Can you output the material exactly as written, minus any pictures it holds?

--- Start DATA ROWS ---

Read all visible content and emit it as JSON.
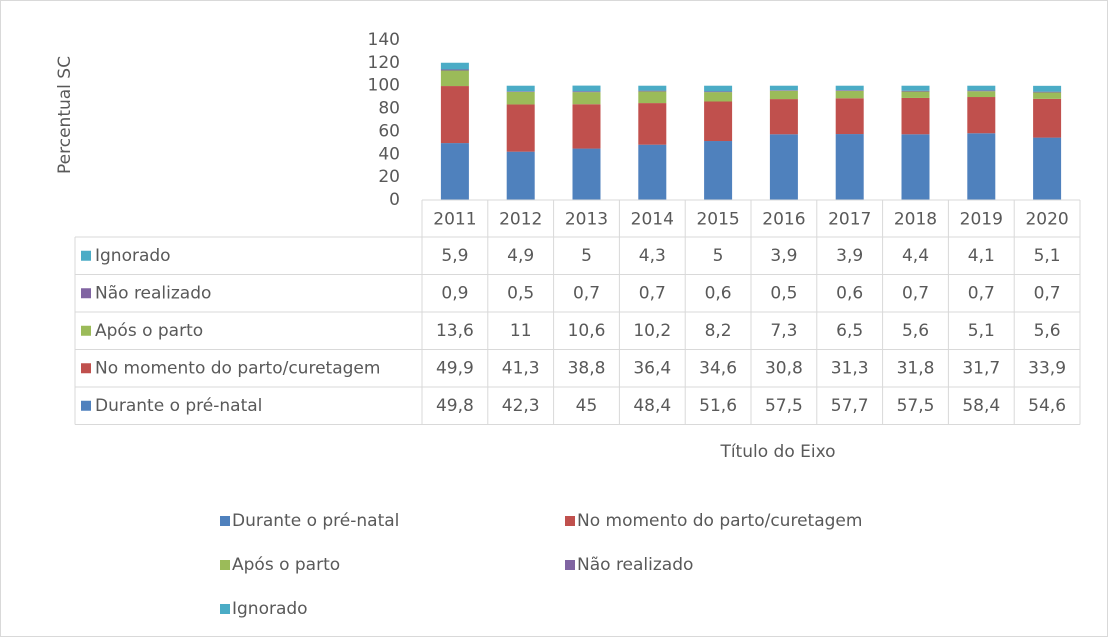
{
  "chart_data": {
    "type": "stacked_bar",
    "y_label": "Percentual SC",
    "x_label": "Título do Eixo",
    "categories": [
      "2011",
      "2012",
      "2013",
      "2014",
      "2015",
      "2016",
      "2017",
      "2018",
      "2019",
      "2020"
    ],
    "series": [
      {
        "name": "Durante o pré-natal",
        "color": "#4f81bd",
        "values": [
          49.8,
          42.3,
          45,
          48.4,
          51.6,
          57.5,
          57.7,
          57.5,
          58.4,
          54.6
        ],
        "value_labels": [
          "49,8",
          "42,3",
          "45",
          "48,4",
          "51,6",
          "57,5",
          "57,7",
          "57,5",
          "58,4",
          "54,6"
        ]
      },
      {
        "name": "No momento do parto/curetagem",
        "color": "#c0504d",
        "values": [
          49.9,
          41.3,
          38.8,
          36.4,
          34.6,
          30.8,
          31.3,
          31.8,
          31.7,
          33.9
        ],
        "value_labels": [
          "49,9",
          "41,3",
          "38,8",
          "36,4",
          "34,6",
          "30,8",
          "31,3",
          "31,8",
          "31,7",
          "33,9"
        ]
      },
      {
        "name": "Após o parto",
        "color": "#9bbb59",
        "values": [
          13.6,
          11,
          10.6,
          10.2,
          8.2,
          7.3,
          6.5,
          5.6,
          5.1,
          5.6
        ],
        "value_labels": [
          "13,6",
          "11",
          "10,6",
          "10,2",
          "8,2",
          "7,3",
          "6,5",
          "5,6",
          "5,1",
          "5,6"
        ]
      },
      {
        "name": "Não realizado",
        "color": "#8064a2",
        "values": [
          0.9,
          0.5,
          0.7,
          0.7,
          0.6,
          0.5,
          0.6,
          0.7,
          0.7,
          0.7
        ],
        "value_labels": [
          "0,9",
          "0,5",
          "0,7",
          "0,7",
          "0,6",
          "0,5",
          "0,6",
          "0,7",
          "0,7",
          "0,7"
        ]
      },
      {
        "name": "Ignorado",
        "color": "#4bacc6",
        "values": [
          5.9,
          4.9,
          5,
          4.3,
          5,
          3.9,
          3.9,
          4.4,
          4.1,
          5.1
        ],
        "value_labels": [
          "5,9",
          "4,9",
          "5",
          "4,3",
          "5",
          "3,9",
          "3,9",
          "4,4",
          "4,1",
          "5,1"
        ]
      }
    ],
    "ylim": [
      0,
      140
    ],
    "yticks": [
      0,
      20,
      40,
      60,
      80,
      100,
      120,
      140
    ]
  }
}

--- End DATA ROWS ---

EXERCISE RESULT ▸
Read all visible content and emit it as JSON.
{
  "chart_data": {
    "type": "stacked_bar",
    "y_label": "Percentual SC",
    "x_label": "Título do Eixo",
    "categories": [
      "2011",
      "2012",
      "2013",
      "2014",
      "2015",
      "2016",
      "2017",
      "2018",
      "2019",
      "2020"
    ],
    "series": [
      {
        "name": "Durante o pré-natal",
        "color": "#4f81bd",
        "values": [
          49.8,
          42.3,
          45,
          48.4,
          51.6,
          57.5,
          57.7,
          57.5,
          58.4,
          54.6
        ],
        "value_labels": [
          "49,8",
          "42,3",
          "45",
          "48,4",
          "51,6",
          "57,5",
          "57,7",
          "57,5",
          "58,4",
          "54,6"
        ]
      },
      {
        "name": "No momento do parto/curetagem",
        "color": "#c0504d",
        "values": [
          49.9,
          41.3,
          38.8,
          36.4,
          34.6,
          30.8,
          31.3,
          31.8,
          31.7,
          33.9
        ],
        "value_labels": [
          "49,9",
          "41,3",
          "38,8",
          "36,4",
          "34,6",
          "30,8",
          "31,3",
          "31,8",
          "31,7",
          "33,9"
        ]
      },
      {
        "name": "Após o parto",
        "color": "#9bbb59",
        "values": [
          13.6,
          11,
          10.6,
          10.2,
          8.2,
          7.3,
          6.5,
          5.6,
          5.1,
          5.6
        ],
        "value_labels": [
          "13,6",
          "11",
          "10,6",
          "10,2",
          "8,2",
          "7,3",
          "6,5",
          "5,6",
          "5,1",
          "5,6"
        ]
      },
      {
        "name": "Não realizado",
        "color": "#8064a2",
        "values": [
          0.9,
          0.5,
          0.7,
          0.7,
          0.6,
          0.5,
          0.6,
          0.7,
          0.7,
          0.7
        ],
        "value_labels": [
          "0,9",
          "0,5",
          "0,7",
          "0,7",
          "0,6",
          "0,5",
          "0,6",
          "0,7",
          "0,7",
          "0,7"
        ]
      },
      {
        "name": "Ignorado",
        "color": "#4bacc6",
        "values": [
          5.9,
          4.9,
          5,
          4.3,
          5,
          3.9,
          3.9,
          4.4,
          4.1,
          5.1
        ],
        "value_labels": [
          "5,9",
          "4,9",
          "5",
          "4,3",
          "5",
          "3,9",
          "3,9",
          "4,4",
          "4,1",
          "5,1"
        ]
      }
    ],
    "ylim": [
      0,
      140
    ],
    "yticks": [
      0,
      20,
      40,
      60,
      80,
      100,
      120,
      140
    ]
  }
}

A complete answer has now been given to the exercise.